-- Entries shown start --

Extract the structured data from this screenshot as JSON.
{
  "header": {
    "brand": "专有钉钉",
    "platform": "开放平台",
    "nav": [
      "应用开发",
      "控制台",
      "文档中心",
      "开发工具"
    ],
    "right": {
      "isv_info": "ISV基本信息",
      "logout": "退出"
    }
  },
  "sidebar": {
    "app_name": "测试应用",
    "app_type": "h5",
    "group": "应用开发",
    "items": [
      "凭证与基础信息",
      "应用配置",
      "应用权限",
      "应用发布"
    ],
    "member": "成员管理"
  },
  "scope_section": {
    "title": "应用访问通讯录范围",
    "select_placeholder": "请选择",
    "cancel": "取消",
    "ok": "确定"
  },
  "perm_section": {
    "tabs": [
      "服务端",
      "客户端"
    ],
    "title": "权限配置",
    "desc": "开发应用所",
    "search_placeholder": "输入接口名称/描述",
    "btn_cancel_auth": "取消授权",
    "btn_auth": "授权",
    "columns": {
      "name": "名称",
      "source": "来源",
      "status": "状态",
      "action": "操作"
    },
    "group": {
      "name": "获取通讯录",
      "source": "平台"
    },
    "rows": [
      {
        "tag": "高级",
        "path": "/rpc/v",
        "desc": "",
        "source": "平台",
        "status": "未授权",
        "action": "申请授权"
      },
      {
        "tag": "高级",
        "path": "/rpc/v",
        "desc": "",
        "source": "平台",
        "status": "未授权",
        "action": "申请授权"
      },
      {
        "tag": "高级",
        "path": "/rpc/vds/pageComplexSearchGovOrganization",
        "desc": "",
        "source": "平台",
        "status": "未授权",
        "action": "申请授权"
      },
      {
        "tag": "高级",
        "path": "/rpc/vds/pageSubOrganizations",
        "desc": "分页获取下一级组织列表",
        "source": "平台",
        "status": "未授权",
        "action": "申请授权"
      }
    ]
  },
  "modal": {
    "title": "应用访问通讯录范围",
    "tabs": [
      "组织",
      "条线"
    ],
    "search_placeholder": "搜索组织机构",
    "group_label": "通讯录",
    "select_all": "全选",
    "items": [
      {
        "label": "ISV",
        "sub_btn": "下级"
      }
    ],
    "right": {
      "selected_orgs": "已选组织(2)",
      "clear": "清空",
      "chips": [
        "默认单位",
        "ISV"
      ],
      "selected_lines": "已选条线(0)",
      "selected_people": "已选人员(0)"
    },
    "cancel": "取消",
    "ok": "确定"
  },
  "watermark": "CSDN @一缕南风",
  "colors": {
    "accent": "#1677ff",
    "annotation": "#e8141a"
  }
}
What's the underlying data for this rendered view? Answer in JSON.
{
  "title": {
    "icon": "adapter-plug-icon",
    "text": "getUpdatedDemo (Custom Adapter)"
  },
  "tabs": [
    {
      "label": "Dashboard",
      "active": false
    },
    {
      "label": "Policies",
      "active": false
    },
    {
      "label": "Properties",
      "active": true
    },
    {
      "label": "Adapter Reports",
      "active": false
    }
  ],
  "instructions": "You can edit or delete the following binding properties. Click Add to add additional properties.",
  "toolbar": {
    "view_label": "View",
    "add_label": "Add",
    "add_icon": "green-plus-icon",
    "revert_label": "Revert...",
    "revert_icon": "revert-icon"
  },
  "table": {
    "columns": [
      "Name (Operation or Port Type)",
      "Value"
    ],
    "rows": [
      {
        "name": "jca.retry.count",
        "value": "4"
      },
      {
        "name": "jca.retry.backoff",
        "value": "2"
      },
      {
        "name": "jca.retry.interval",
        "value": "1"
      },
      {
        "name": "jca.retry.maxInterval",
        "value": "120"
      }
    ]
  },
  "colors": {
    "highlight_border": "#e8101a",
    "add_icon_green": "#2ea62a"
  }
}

-- Entries shown end --

Task directions: Extract the full set of entries word for word.

The completed task:
Extract the structured data from this screenshot as JSON.
{
  "header": {
    "brand": "专有钉钉",
    "platform": "开放平台",
    "nav": [
      "应用开发",
      "控制台",
      "文档中心",
      "开发工具"
    ],
    "right": {
      "isv_info": "ISV基本信息",
      "logout": "退出"
    }
  },
  "sidebar": {
    "app_name": "测试应用",
    "app_type": "h5",
    "group": "应用开发",
    "items": [
      "凭证与基础信息",
      "应用配置",
      "应用权限",
      "应用发布"
    ],
    "member": "成员管理"
  },
  "scope_section": {
    "title": "应用访问通讯录范围",
    "select_placeholder": "请选择",
    "cancel": "取消",
    "ok": "确定"
  },
  "perm_section": {
    "tabs": [
      "服务端",
      "客户端"
    ],
    "title": "权限配置",
    "desc": "开发应用所",
    "search_placeholder": "输入接口名称/描述",
    "btn_cancel_auth": "取消授权",
    "btn_auth": "授权",
    "columns": {
      "name": "名称",
      "source": "来源",
      "status": "状态",
      "action": "操作"
    },
    "group": {
      "name": "获取通讯录",
      "source": "平台"
    },
    "rows": [
      {
        "tag": "高级",
        "path": "/rpc/v",
        "desc": "",
        "source": "平台",
        "status": "未授权",
        "action": "申请授权"
      },
      {
        "tag": "高级",
        "path": "/rpc/v",
        "desc": "",
        "source": "平台",
        "status": "未授权",
        "action": "申请授权"
      },
      {
        "tag": "高级",
        "path": "/rpc/vds/pageComplexSearchGovOrganization",
        "desc": "",
        "source": "平台",
        "status": "未授权",
        "action": "申请授权"
      },
      {
        "tag": "高级",
        "path": "/rpc/vds/pageSubOrganizations",
        "desc": "分页获取下一级组织列表",
        "source": "平台",
        "status": "未授权",
        "action": "申请授权"
      }
    ]
  },
  "modal": {
    "title": "应用访问通讯录范围",
    "tabs": [
      "组织",
      "条线"
    ],
    "search_placeholder": "搜索组织机构",
    "group_label": "通讯录",
    "select_all": "全选",
    "items": [
      {
        "label": "ISV",
        "sub_btn": "下级"
      }
    ],
    "right": {
      "selected_orgs": "已选组织(2)",
      "clear": "清空",
      "chips": [
        "默认单位",
        "ISV"
      ],
      "selected_lines": "已选条线(0)",
      "selected_people": "已选人员(0)"
    },
    "cancel": "取消",
    "ok": "确定"
  },
  "watermark": "CSDN @一缕南风",
  "colors": {
    "accent": "#1677ff",
    "annotation": "#e8141a"
  }
}
What's the underlying data for this rendered view? Answer in JSON.
{
  "title": {
    "icon": "adapter-plug-icon",
    "text": "getUpdatedDemo (Custom Adapter)"
  },
  "tabs": [
    {
      "label": "Dashboard",
      "active": false
    },
    {
      "label": "Policies",
      "active": false
    },
    {
      "label": "Properties",
      "active": true
    },
    {
      "label": "Adapter Reports",
      "active": false
    }
  ],
  "instructions": "You can edit or delete the following binding properties. Click Add to add additional properties.",
  "toolbar": {
    "view_label": "View",
    "add_label": "Add",
    "add_icon": "green-plus-icon",
    "revert_label": "Revert...",
    "revert_icon": "revert-icon"
  },
  "table": {
    "columns": [
      "Name (Operation or Port Type)",
      "Value"
    ],
    "rows": [
      {
        "name": "jca.retry.count",
        "value": "4"
      },
      {
        "name": "jca.retry.backoff",
        "value": "2"
      },
      {
        "name": "jca.retry.interval",
        "value": "1"
      },
      {
        "name": "jca.retry.maxInterval",
        "value": "120"
      }
    ]
  },
  "colors": {
    "highlight_border": "#e8101a",
    "add_icon_green": "#2ea62a"
  }
}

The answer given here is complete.